Task goal
Without the pictures, print each of the records below exactly as it appears.
---------------
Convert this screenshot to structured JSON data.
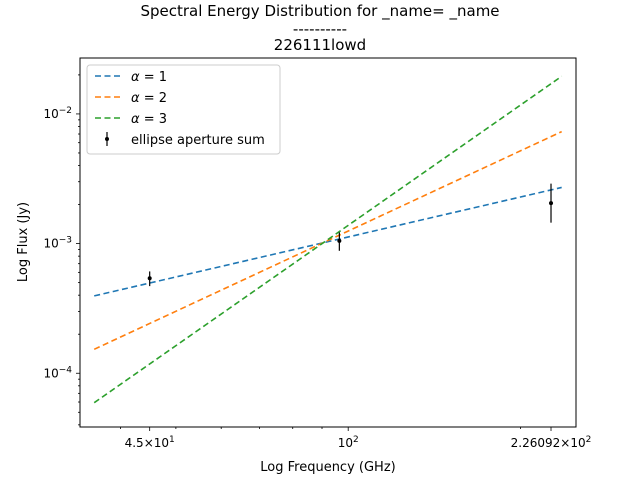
{
  "chart_data": {
    "type": "line",
    "title": [
      "Spectral Energy Distribution for _name=  _name",
      "----------",
      "226111lowd"
    ],
    "xlabel": "Log Frequency (GHz)",
    "ylabel": "Log Flux (Jy)",
    "x_scale": "log",
    "y_scale": "log",
    "xlim": [
      34,
      250
    ],
    "ylim": [
      3.85e-05,
      0.027
    ],
    "x_ticks": [
      {
        "value": 45,
        "mant": "4.5",
        "exp": "1"
      },
      {
        "value": 100,
        "mant": "",
        "exp": "2"
      },
      {
        "value": 226.092,
        "mant": "2.26092",
        "exp": "2"
      }
    ],
    "y_ticks": [
      {
        "value": 0.0001,
        "exp": "−4"
      },
      {
        "value": 0.001,
        "exp": "−3"
      },
      {
        "value": 0.01,
        "exp": "−2"
      }
    ],
    "legend_position": "top-left",
    "series": [
      {
        "name": "α = 1",
        "symbol": "α",
        "rest": " = 1",
        "color": "#1f77b4",
        "style": "dashed",
        "x": [
          36,
          236
        ],
        "y": [
          0.000395,
          0.00271
        ]
      },
      {
        "name": "α = 2",
        "symbol": "α",
        "rest": " = 2",
        "color": "#ff7f0e",
        "style": "dashed",
        "x": [
          36,
          236
        ],
        "y": [
          0.000153,
          0.0073
        ]
      },
      {
        "name": "α = 3",
        "symbol": "α",
        "rest": " = 3",
        "color": "#2ca02c",
        "style": "dashed",
        "x": [
          36,
          236
        ],
        "y": [
          5.93e-05,
          0.0195
        ]
      }
    ],
    "points": {
      "name": "ellipse aperture sum",
      "color": "#000000",
      "x": [
        45,
        96.5,
        226.092
      ],
      "y": [
        0.00054,
        0.00105,
        0.00205
      ],
      "yerr_low": [
        0.00047,
        0.00088,
        0.00145
      ],
      "yerr_high": [
        0.00061,
        0.00122,
        0.0029
      ]
    }
  }
}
---------------
Solution
Convert this screenshot to structured JSON data.
{
  "chart_data": {
    "type": "line",
    "title": [
      "Spectral Energy Distribution for _name=  _name",
      "----------",
      "226111lowd"
    ],
    "xlabel": "Log Frequency (GHz)",
    "ylabel": "Log Flux (Jy)",
    "x_scale": "log",
    "y_scale": "log",
    "xlim": [
      34,
      250
    ],
    "ylim": [
      3.85e-05,
      0.027
    ],
    "x_ticks": [
      {
        "value": 45,
        "mant": "4.5",
        "exp": "1"
      },
      {
        "value": 100,
        "mant": "",
        "exp": "2"
      },
      {
        "value": 226.092,
        "mant": "2.26092",
        "exp": "2"
      }
    ],
    "y_ticks": [
      {
        "value": 0.0001,
        "exp": "−4"
      },
      {
        "value": 0.001,
        "exp": "−3"
      },
      {
        "value": 0.01,
        "exp": "−2"
      }
    ],
    "legend_position": "top-left",
    "series": [
      {
        "name": "α = 1",
        "symbol": "α",
        "rest": " = 1",
        "color": "#1f77b4",
        "style": "dashed",
        "x": [
          36,
          236
        ],
        "y": [
          0.000395,
          0.00271
        ]
      },
      {
        "name": "α = 2",
        "symbol": "α",
        "rest": " = 2",
        "color": "#ff7f0e",
        "style": "dashed",
        "x": [
          36,
          236
        ],
        "y": [
          0.000153,
          0.0073
        ]
      },
      {
        "name": "α = 3",
        "symbol": "α",
        "rest": " = 3",
        "color": "#2ca02c",
        "style": "dashed",
        "x": [
          36,
          236
        ],
        "y": [
          5.93e-05,
          0.0195
        ]
      }
    ],
    "points": {
      "name": "ellipse aperture sum",
      "color": "#000000",
      "x": [
        45,
        96.5,
        226.092
      ],
      "y": [
        0.00054,
        0.00105,
        0.00205
      ],
      "yerr_low": [
        0.00047,
        0.00088,
        0.00145
      ],
      "yerr_high": [
        0.00061,
        0.00122,
        0.0029
      ]
    }
  }
}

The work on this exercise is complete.